→ Compiti proposti:
a: Nel testo sul ricorso per cassazione, quale corte ha emesso la sentenza del 1° giugno 2000?
b: Prosegui il testo sul ricorso per cassazione dopo l'ultima frase riportata.

→ Documento:
********************

Il Pretore rilevava che non vi fossero dubbi sia che non fosse stata disposta la realizzazione di un impalco di protezione - come imponeva l'art. 16 del D.P.R. 7 gennaio 1956, n. 164 - in modo da arrestare un'eventuale caduta del lavoratore, impalco da porre sotto la zona/lavoro, sia che gli imputati non avessero informato adeguatamente il lavoratore in ordine ai rischi specifici connessi al lavoro che stava eseguendo.
Era certo, poi, che il R. fosse il preposto e che responsabile del cantiere fosse il D..
2. Il difensore proponeva appello contestando che il R., semplice operaio, potesse essere definito preposto con tutti i relativi oneri ed eccependo che il D., che non poteva essere sempre presente nel cantiere dovendo seguirne ben più di uno, aveva dato precise disposizioni perché venisse predisposto l'impalco, così come aveva reso edotto il lavoratore dei rischi connessi al suo lavoro.
3. La Corte di appello di Torino, con sentenza del 1° giugno 2000, riduceva la pena inflitta confermando, nel resto, la sentenza del Tribunale.
4. Il difensore ricorre per cassazione con quattro motivi.
a) Denuncia, con il primo, l'erronea applicazione della legge penale in relazione alla qualifica soggettiva degli imputati.
Deduce, quanto al R., che questi era un operaio e, quindi, un "beneficiario della normativa antinfortunistica e non destinatario dei relativi obblighi".
Né - aggiunge - può ritenersi che il R. fosse "preposto" solo perché "informava il datore di lavoro dell'andamento e dei problemi del cantiere, essendo, questa, un'attività che il lavoratore è tenuto a svolgere ai sensi dell'art. 5, lett. d) del D.Lgs. n. 626/1994".

********************

→ Dati forniti:
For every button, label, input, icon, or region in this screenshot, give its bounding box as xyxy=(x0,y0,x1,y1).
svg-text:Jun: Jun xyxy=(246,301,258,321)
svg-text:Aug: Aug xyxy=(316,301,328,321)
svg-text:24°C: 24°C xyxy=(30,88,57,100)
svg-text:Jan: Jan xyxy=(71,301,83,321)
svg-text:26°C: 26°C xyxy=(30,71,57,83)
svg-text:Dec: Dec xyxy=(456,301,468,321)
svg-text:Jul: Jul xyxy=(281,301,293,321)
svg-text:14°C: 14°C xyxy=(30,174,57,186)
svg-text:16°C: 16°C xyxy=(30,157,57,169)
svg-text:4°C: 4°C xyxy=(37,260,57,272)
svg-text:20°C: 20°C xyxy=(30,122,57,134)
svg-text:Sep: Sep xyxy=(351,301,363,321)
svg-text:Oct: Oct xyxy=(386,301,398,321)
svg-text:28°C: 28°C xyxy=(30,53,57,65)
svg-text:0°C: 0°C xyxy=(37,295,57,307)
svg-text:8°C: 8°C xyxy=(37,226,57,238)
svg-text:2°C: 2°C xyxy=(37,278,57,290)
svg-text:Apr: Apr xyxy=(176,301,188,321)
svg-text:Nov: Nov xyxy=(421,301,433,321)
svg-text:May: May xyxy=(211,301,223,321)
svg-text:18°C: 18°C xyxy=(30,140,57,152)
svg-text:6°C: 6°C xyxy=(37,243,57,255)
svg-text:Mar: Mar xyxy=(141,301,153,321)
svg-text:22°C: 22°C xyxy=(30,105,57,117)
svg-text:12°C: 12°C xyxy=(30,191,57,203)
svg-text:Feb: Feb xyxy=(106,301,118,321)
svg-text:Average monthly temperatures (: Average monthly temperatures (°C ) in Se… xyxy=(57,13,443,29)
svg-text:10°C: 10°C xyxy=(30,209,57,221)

********************

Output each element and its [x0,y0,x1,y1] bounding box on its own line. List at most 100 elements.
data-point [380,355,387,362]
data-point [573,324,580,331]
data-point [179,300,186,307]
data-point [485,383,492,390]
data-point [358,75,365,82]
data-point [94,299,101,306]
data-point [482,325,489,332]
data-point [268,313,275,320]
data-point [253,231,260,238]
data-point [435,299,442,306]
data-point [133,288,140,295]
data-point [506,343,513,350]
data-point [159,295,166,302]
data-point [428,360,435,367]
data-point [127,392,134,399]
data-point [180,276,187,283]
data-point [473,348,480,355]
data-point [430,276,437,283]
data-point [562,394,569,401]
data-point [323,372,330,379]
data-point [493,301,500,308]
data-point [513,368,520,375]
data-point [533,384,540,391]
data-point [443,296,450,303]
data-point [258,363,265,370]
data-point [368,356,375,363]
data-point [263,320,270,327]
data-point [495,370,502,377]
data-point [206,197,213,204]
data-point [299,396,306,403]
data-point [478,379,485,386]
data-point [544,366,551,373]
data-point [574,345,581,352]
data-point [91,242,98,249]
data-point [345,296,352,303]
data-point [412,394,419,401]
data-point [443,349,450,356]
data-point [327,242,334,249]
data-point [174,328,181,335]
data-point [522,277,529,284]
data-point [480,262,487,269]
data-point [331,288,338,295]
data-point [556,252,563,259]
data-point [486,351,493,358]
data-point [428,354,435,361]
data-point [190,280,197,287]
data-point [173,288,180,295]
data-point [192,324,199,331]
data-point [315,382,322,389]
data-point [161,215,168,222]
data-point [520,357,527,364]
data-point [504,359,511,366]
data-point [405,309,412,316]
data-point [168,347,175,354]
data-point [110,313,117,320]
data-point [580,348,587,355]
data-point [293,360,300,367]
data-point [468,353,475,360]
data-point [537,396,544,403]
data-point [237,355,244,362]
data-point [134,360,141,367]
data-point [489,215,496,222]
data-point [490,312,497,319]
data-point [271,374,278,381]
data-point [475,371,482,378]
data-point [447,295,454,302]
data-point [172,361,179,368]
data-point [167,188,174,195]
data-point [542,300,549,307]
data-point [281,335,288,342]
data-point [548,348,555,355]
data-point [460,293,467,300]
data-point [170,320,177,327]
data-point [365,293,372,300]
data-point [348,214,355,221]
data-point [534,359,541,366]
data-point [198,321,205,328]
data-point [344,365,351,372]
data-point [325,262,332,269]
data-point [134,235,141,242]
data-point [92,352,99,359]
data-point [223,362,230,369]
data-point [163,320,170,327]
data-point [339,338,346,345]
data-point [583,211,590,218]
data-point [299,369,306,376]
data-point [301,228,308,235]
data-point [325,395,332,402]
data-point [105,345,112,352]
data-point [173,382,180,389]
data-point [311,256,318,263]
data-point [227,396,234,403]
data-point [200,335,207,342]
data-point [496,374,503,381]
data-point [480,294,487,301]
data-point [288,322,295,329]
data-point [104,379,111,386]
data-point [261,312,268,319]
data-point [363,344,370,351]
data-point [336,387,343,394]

********************

→ Risposte ai compiti:
a: La Corte di appello di Torino.

b:
Deduce, quanto al D., che "a quest'ultimo è imputata una "culpa in vigilando", propria del preposto, pur essendo egli responsabile del cantiere e legittimamente impegnato in diversi altri cantieri e solo saltuariamente presente sul luogo di lavoro".
b) Denuncia, con il secondo motivo, "contraddittorietà e mancanza di logica motivazione in relazione all'accertamento causale".
Deduce che, in ordine alla violazione dell'obbligo di informazione di cui all'art. 4, lett. b) del D.P.R. n. 547/1955, "il giudice di appello nulla dice in sentenza riguardo il presunto comportamento omissivo degli imputati, avendo individuato quale causa unica dell'infortunio la mancanza di un adeguato impalco di protezione e non il comportamento anomalo del lavoratore e, pertanto, nemmeno la supposta mancata informazione e formazione dello stesso".
Deduce, inoltre, che, "in merito all'assenza di un adeguato impalco di protezione, è da ritenere che non è stata provata l'inidoneità dello stesso, che i rilievi fotografici non rappresentano fedelmente lo stato dei luoghi perché eseguiti solo una settimana dopo l'evento e con immagini parziali del luogo e dell'attrezzatura".
c) Denuncia, con il terzo motivo, "mancanza di motivazione in ordine al concesso beneficio della sospensione condizionale della pena" e insta per la revoca del beneficio, "in considerazione della indubbia rilevanza dell'istituto in possibili ulteriori vicende processuali".

Motivi della decisione

1. Il primo motivo è infondato.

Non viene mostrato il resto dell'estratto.